§ **STATED EXERCISE**
Copy out all lines carrying the word "Excitation".

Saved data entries
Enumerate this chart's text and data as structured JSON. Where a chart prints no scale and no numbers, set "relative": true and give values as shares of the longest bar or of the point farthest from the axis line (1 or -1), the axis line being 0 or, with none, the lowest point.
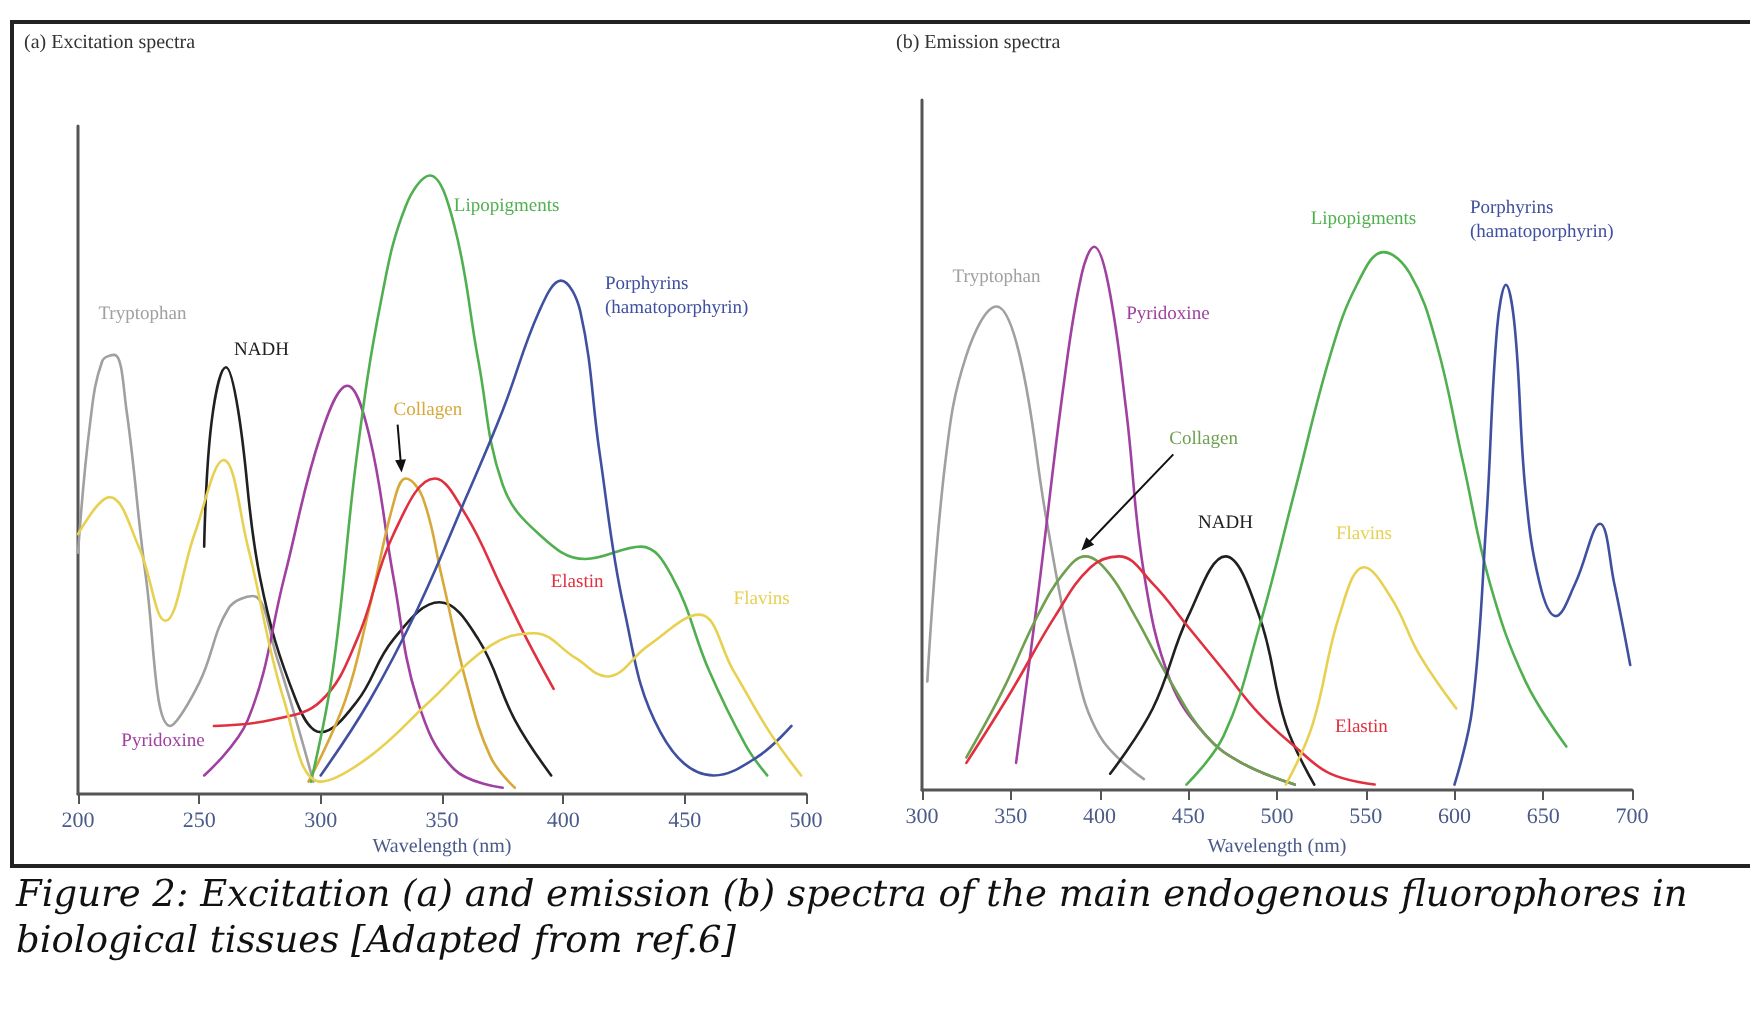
{
  "chart_data": [
    {
      "type": "line",
      "title": "(a) Excitation spectra",
      "xlabel": "Wavelength (nm)",
      "relative": true,
      "xlim": [
        200,
        500
      ],
      "xticks": [
        200,
        250,
        300,
        350,
        400,
        450,
        500
      ],
      "tick_labels": "x",
      "legend": false,
      "grid": false,
      "marker": "none",
      "series": [
        {
          "name": "Tryptophan",
          "color": "#a0a0a0",
          "x": [
            200,
            205,
            210,
            215,
            220,
            228,
            238,
            250,
            262,
            272,
            282,
            297
          ],
          "values": [
            0.39,
            0.6,
            0.7,
            0.71,
            0.62,
            0.35,
            0.11,
            0.18,
            0.3,
            0.32,
            0.22,
            0.02
          ]
        },
        {
          "name": "NADH",
          "color": "#202020",
          "x": [
            252,
            255,
            261,
            266,
            275,
            290,
            300,
            315,
            330,
            349,
            365,
            380,
            395
          ],
          "values": [
            0.4,
            0.6,
            0.69,
            0.62,
            0.35,
            0.15,
            0.1,
            0.15,
            0.25,
            0.31,
            0.25,
            0.12,
            0.03
          ]
        },
        {
          "name": "Pyridoxine",
          "color": "#a040a0",
          "x": [
            252,
            270,
            285,
            300,
            311,
            320,
            330,
            340,
            355,
            375
          ],
          "values": [
            0.03,
            0.12,
            0.35,
            0.58,
            0.66,
            0.58,
            0.35,
            0.15,
            0.04,
            0.01
          ]
        },
        {
          "name": "Collagen",
          "color": "#d8a838",
          "x": [
            295,
            310,
            320,
            330,
            335,
            342,
            350,
            360,
            370,
            380
          ],
          "values": [
            0.02,
            0.15,
            0.3,
            0.47,
            0.51,
            0.48,
            0.35,
            0.18,
            0.06,
            0.01
          ]
        },
        {
          "name": "Elastin",
          "color": "#e03040",
          "x": [
            256,
            280,
            300,
            315,
            330,
            347,
            360,
            375,
            385,
            396
          ],
          "values": [
            0.11,
            0.12,
            0.15,
            0.25,
            0.42,
            0.51,
            0.45,
            0.33,
            0.25,
            0.17
          ]
        },
        {
          "name": "Lipopigments",
          "color": "#50b050",
          "x": [
            296,
            305,
            315,
            325,
            335,
            345,
            355,
            365,
            375,
            390,
            409,
            432,
            445,
            460,
            475,
            484
          ],
          "values": [
            0.02,
            0.2,
            0.55,
            0.8,
            0.95,
            1.0,
            0.92,
            0.7,
            0.5,
            0.42,
            0.38,
            0.4,
            0.35,
            0.2,
            0.08,
            0.03
          ]
        },
        {
          "name": "Porphyrins (hamatoporphyrin)",
          "color": "#4050a0",
          "x": [
            300,
            320,
            340,
            360,
            375,
            390,
            399,
            407,
            415,
            425,
            440,
            462,
            480,
            494
          ],
          "values": [
            0.03,
            0.15,
            0.3,
            0.48,
            0.62,
            0.78,
            0.83,
            0.78,
            0.55,
            0.3,
            0.1,
            0.03,
            0.06,
            0.11
          ]
        },
        {
          "name": "Flavins",
          "color": "#e8d050",
          "x": [
            200,
            213,
            225,
            236,
            248,
            260,
            270,
            285,
            300,
            320,
            345,
            370,
            388,
            405,
            418,
            435,
            456,
            470,
            485,
            498
          ],
          "values": [
            0.42,
            0.48,
            0.4,
            0.28,
            0.42,
            0.54,
            0.4,
            0.15,
            0.02,
            0.06,
            0.15,
            0.24,
            0.26,
            0.22,
            0.19,
            0.24,
            0.29,
            0.2,
            0.1,
            0.03
          ]
        }
      ]
    },
    {
      "type": "line",
      "title": "(b) Emission spectra",
      "xlabel": "Wavelength (nm)",
      "relative": true,
      "xlim": [
        300,
        700
      ],
      "xticks": [
        300,
        350,
        400,
        450,
        500,
        550,
        600,
        650,
        700
      ],
      "tick_labels": "x",
      "legend": false,
      "grid": false,
      "marker": "none",
      "annotations": [
        "Figure 2:  Excitation (a) and emission (b) spectra of the  main endogenous fluorophores in biological tissues [Adapted from ref.6]"
      ],
      "series": [
        {
          "name": "Tryptophan",
          "color": "#a0a0a0",
          "x": [
            303,
            313,
            325,
            342,
            355,
            370,
            385,
            400,
            425
          ],
          "values": [
            0.2,
            0.6,
            0.8,
            0.89,
            0.8,
            0.5,
            0.25,
            0.1,
            0.02
          ]
        },
        {
          "name": "Pyridoxine",
          "color": "#a040a0",
          "x": [
            353,
            365,
            380,
            390,
            397,
            405,
            415,
            425,
            440,
            460,
            480,
            510
          ],
          "values": [
            0.05,
            0.35,
            0.75,
            0.95,
            1.0,
            0.93,
            0.7,
            0.4,
            0.2,
            0.1,
            0.05,
            0.01
          ]
        },
        {
          "name": "Collagen",
          "color": "#6fa050",
          "x": [
            325,
            345,
            365,
            380,
            392,
            405,
            420,
            440,
            460,
            480,
            510
          ],
          "values": [
            0.06,
            0.18,
            0.32,
            0.4,
            0.43,
            0.4,
            0.32,
            0.2,
            0.1,
            0.05,
            0.01
          ]
        },
        {
          "name": "NADH",
          "color": "#202020",
          "x": [
            406,
            430,
            450,
            471,
            490,
            505,
            521
          ],
          "values": [
            0.03,
            0.15,
            0.32,
            0.43,
            0.32,
            0.12,
            0.01
          ]
        },
        {
          "name": "Elastin",
          "color": "#e03040",
          "x": [
            325,
            350,
            375,
            395,
            411,
            430,
            450,
            470,
            490,
            510,
            530,
            555
          ],
          "values": [
            0.05,
            0.18,
            0.32,
            0.41,
            0.43,
            0.38,
            0.3,
            0.22,
            0.14,
            0.08,
            0.03,
            0.01
          ]
        },
        {
          "name": "Flavins",
          "color": "#e8d050",
          "x": [
            505,
            520,
            535,
            549,
            565,
            580,
            601
          ],
          "values": [
            0.01,
            0.12,
            0.32,
            0.41,
            0.35,
            0.25,
            0.15
          ]
        },
        {
          "name": "Lipopigments",
          "color": "#50b050",
          "x": [
            449,
            470,
            490,
            510,
            530,
            545,
            560,
            575,
            590,
            605,
            620,
            640,
            663
          ],
          "values": [
            0.01,
            0.1,
            0.3,
            0.55,
            0.8,
            0.93,
            0.99,
            0.95,
            0.82,
            0.6,
            0.38,
            0.2,
            0.08
          ]
        },
        {
          "name": "Porphyrins (hamatoporphyrin)",
          "color": "#4050a0",
          "x": [
            600,
            610,
            618,
            624,
            629,
            634,
            640,
            648,
            657,
            668,
            682,
            690,
            699
          ],
          "values": [
            0.01,
            0.15,
            0.5,
            0.85,
            0.93,
            0.85,
            0.55,
            0.38,
            0.32,
            0.38,
            0.49,
            0.38,
            0.23
          ]
        }
      ]
    }
  ]
}
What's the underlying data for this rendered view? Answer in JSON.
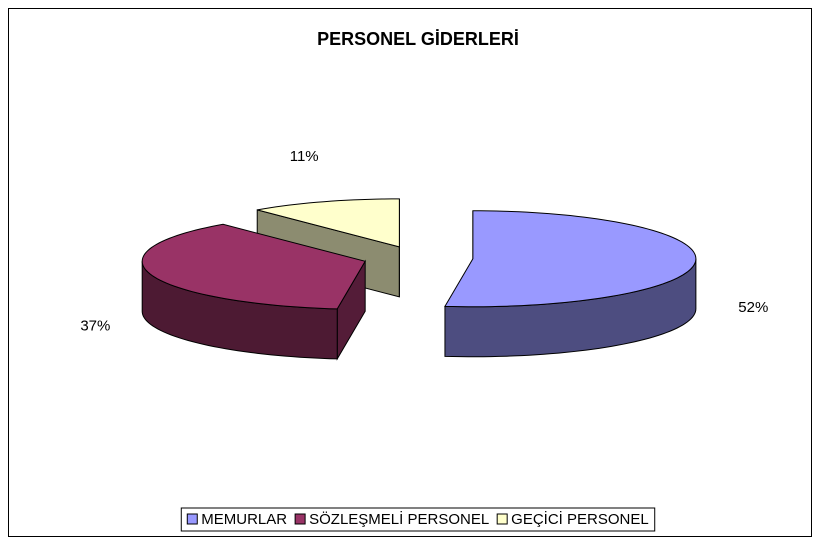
{
  "chart_data": {
    "type": "pie3d",
    "title": "PERSONEL GİDERLERİ",
    "categories": [
      "MEMURLAR",
      "SÖZLEŞMELİ PERSONEL",
      "GEÇİCİ PERSONEL"
    ],
    "values": [
      52,
      37,
      11
    ],
    "value_labels": [
      "52%",
      "37%",
      "11%"
    ],
    "colors": [
      "#9999ff",
      "#993366",
      "#ffffcc"
    ],
    "legend": "bottom"
  }
}
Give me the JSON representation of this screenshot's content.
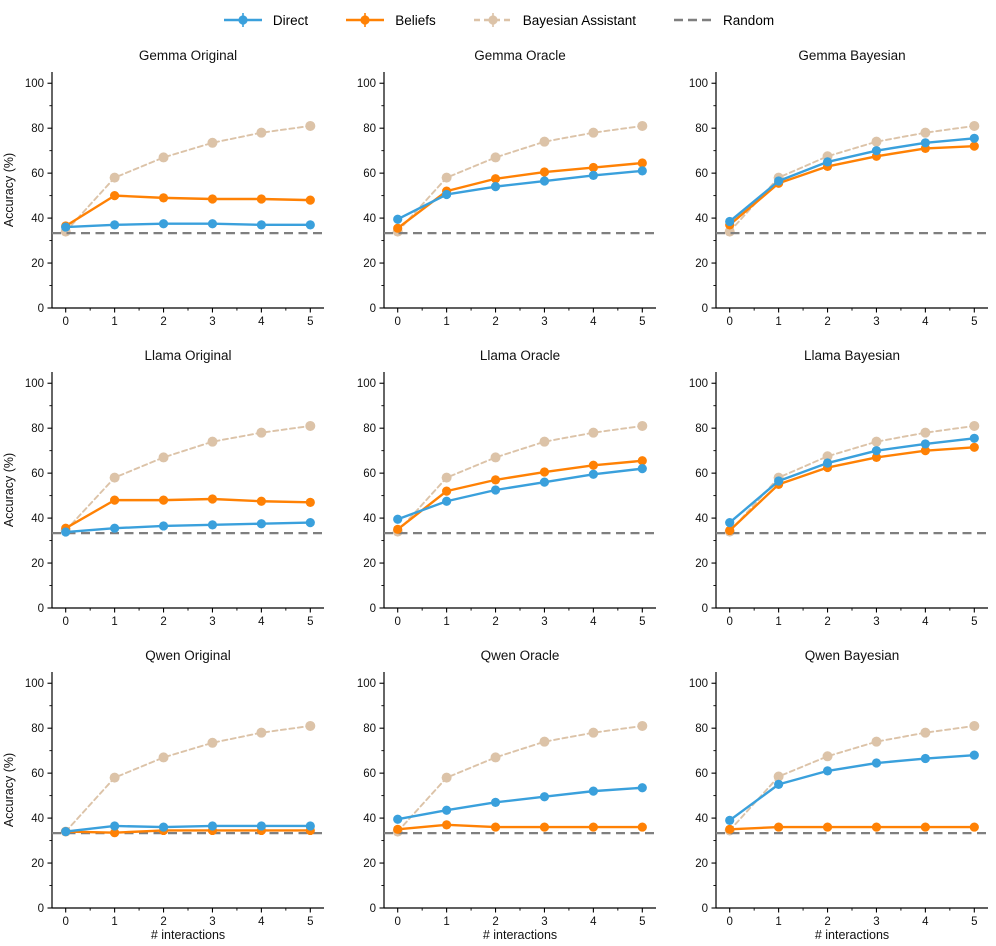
{
  "figure": {
    "ylabel": "Accuracy (%)",
    "xlabel": "# interactions"
  },
  "legend": {
    "items": [
      {
        "key": "direct",
        "label": "Direct"
      },
      {
        "key": "beliefs",
        "label": "Beliefs"
      },
      {
        "key": "bayesian_assistant",
        "label": "Bayesian Assistant"
      },
      {
        "key": "random",
        "label": "Random"
      }
    ]
  },
  "series_styles": {
    "direct": {
      "color": "#3AA0DC",
      "dashed": false,
      "marker": "circle"
    },
    "beliefs": {
      "color": "#FF8104",
      "dashed": false,
      "marker": "circle"
    },
    "bayesian_assistant": {
      "color": "#DCC3A8",
      "dashed": true,
      "marker": "circle"
    },
    "random": {
      "color": "#7F7F7F",
      "dashed": true,
      "marker": "none"
    }
  },
  "chart_data": {
    "type": "line",
    "x": [
      0,
      1,
      2,
      3,
      4,
      5
    ],
    "xlabel": "# interactions",
    "ylabel": "Accuracy (%)",
    "ylim": [
      0,
      105
    ],
    "xlim": [
      -0.28,
      5.28
    ],
    "yticks": [
      0,
      20,
      40,
      60,
      80,
      100
    ],
    "yticks_minor": [
      10,
      30,
      50,
      70,
      90
    ],
    "xticks": [
      0,
      1,
      2,
      3,
      4,
      5
    ],
    "xticks_minor": [
      0.5,
      1.5,
      2.5,
      3.5,
      4.5
    ],
    "grid": false,
    "legend_position": "top center",
    "random_baseline": 33.3,
    "charts": [
      {
        "title": "Gemma Original",
        "series": [
          {
            "key": "direct",
            "name": "Direct",
            "values": [
              36,
              37,
              37.5,
              37.5,
              37,
              37
            ]
          },
          {
            "key": "beliefs",
            "name": "Beliefs",
            "values": [
              36.5,
              50,
              49,
              48.5,
              48.5,
              48
            ]
          },
          {
            "key": "bayesian_assistant",
            "name": "Bayesian Assistant",
            "values": [
              34,
              58,
              67,
              73.5,
              78,
              81
            ]
          }
        ],
        "random": 33.3
      },
      {
        "title": "Gemma Oracle",
        "series": [
          {
            "key": "direct",
            "name": "Direct",
            "values": [
              39.5,
              50.5,
              54,
              56.5,
              59,
              61
            ]
          },
          {
            "key": "beliefs",
            "name": "Beliefs",
            "values": [
              35.5,
              52,
              57.5,
              60.5,
              62.5,
              64.5
            ]
          },
          {
            "key": "bayesian_assistant",
            "name": "Bayesian Assistant",
            "values": [
              34,
              58,
              67,
              74,
              78,
              81
            ]
          }
        ],
        "random": 33.3
      },
      {
        "title": "Gemma Bayesian",
        "series": [
          {
            "key": "direct",
            "name": "Direct",
            "values": [
              38.5,
              56.5,
              65,
              70,
              73.5,
              75.5
            ]
          },
          {
            "key": "beliefs",
            "name": "Beliefs",
            "values": [
              37,
              55.5,
              63,
              67.5,
              71,
              72
            ]
          },
          {
            "key": "bayesian_assistant",
            "name": "Bayesian Assistant",
            "values": [
              34,
              58,
              67.5,
              74,
              78,
              81
            ]
          }
        ],
        "random": 33.3
      },
      {
        "title": "Llama Original",
        "series": [
          {
            "key": "direct",
            "name": "Direct",
            "values": [
              33.8,
              35.5,
              36.5,
              37,
              37.5,
              38
            ]
          },
          {
            "key": "beliefs",
            "name": "Beliefs",
            "values": [
              35.5,
              48,
              48,
              48.5,
              47.5,
              47
            ]
          },
          {
            "key": "bayesian_assistant",
            "name": "Bayesian Assistant",
            "values": [
              34.5,
              58,
              67,
              74,
              78,
              81
            ]
          }
        ],
        "random": 33.3
      },
      {
        "title": "Llama Oracle",
        "series": [
          {
            "key": "direct",
            "name": "Direct",
            "values": [
              39.5,
              47.5,
              52.5,
              56,
              59.5,
              62
            ]
          },
          {
            "key": "beliefs",
            "name": "Beliefs",
            "values": [
              35,
              52,
              57,
              60.5,
              63.5,
              65.5
            ]
          },
          {
            "key": "bayesian_assistant",
            "name": "Bayesian Assistant",
            "values": [
              34,
              58,
              67,
              74,
              78,
              81
            ]
          }
        ],
        "random": 33.3
      },
      {
        "title": "Llama Bayesian",
        "series": [
          {
            "key": "direct",
            "name": "Direct",
            "values": [
              38,
              56.5,
              64.5,
              70,
              73,
              75.5
            ]
          },
          {
            "key": "beliefs",
            "name": "Beliefs",
            "values": [
              34.5,
              55,
              62.5,
              67,
              70,
              71.5
            ]
          },
          {
            "key": "bayesian_assistant",
            "name": "Bayesian Assistant",
            "values": [
              34,
              58,
              67.5,
              74,
              78,
              81
            ]
          }
        ],
        "random": 33.3
      },
      {
        "title": "Qwen Original",
        "series": [
          {
            "key": "direct",
            "name": "Direct",
            "values": [
              34,
              36.5,
              36,
              36.5,
              36.5,
              36.5
            ]
          },
          {
            "key": "beliefs",
            "name": "Beliefs",
            "values": [
              34,
              33.5,
              34.5,
              34.5,
              34.5,
              34.5
            ]
          },
          {
            "key": "bayesian_assistant",
            "name": "Bayesian Assistant",
            "values": [
              34,
              58,
              67,
              73.5,
              78,
              81
            ]
          }
        ],
        "random": 33.3
      },
      {
        "title": "Qwen Oracle",
        "series": [
          {
            "key": "direct",
            "name": "Direct",
            "values": [
              39.5,
              43.5,
              47,
              49.5,
              52,
              53.5
            ]
          },
          {
            "key": "beliefs",
            "name": "Beliefs",
            "values": [
              35,
              37,
              36,
              36,
              36,
              36
            ]
          },
          {
            "key": "bayesian_assistant",
            "name": "Bayesian Assistant",
            "values": [
              34,
              58,
              67,
              74,
              78,
              81
            ]
          }
        ],
        "random": 33.3
      },
      {
        "title": "Qwen Bayesian",
        "series": [
          {
            "key": "direct",
            "name": "Direct",
            "values": [
              39,
              55,
              61,
              64.5,
              66.5,
              68
            ]
          },
          {
            "key": "beliefs",
            "name": "Beliefs",
            "values": [
              35,
              36,
              36,
              36,
              36,
              36
            ]
          },
          {
            "key": "bayesian_assistant",
            "name": "Bayesian Assistant",
            "values": [
              34.5,
              58.5,
              67.5,
              74,
              78,
              81
            ]
          }
        ],
        "random": 33.3
      }
    ]
  }
}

§ **RESULT**
      "title": "(a) Excitation spectra",
        "Figure 2:  Excitation (a) and emission (b) spectra of the  main endogenous fluorophores in biological tissues [Adapted from ref.6]"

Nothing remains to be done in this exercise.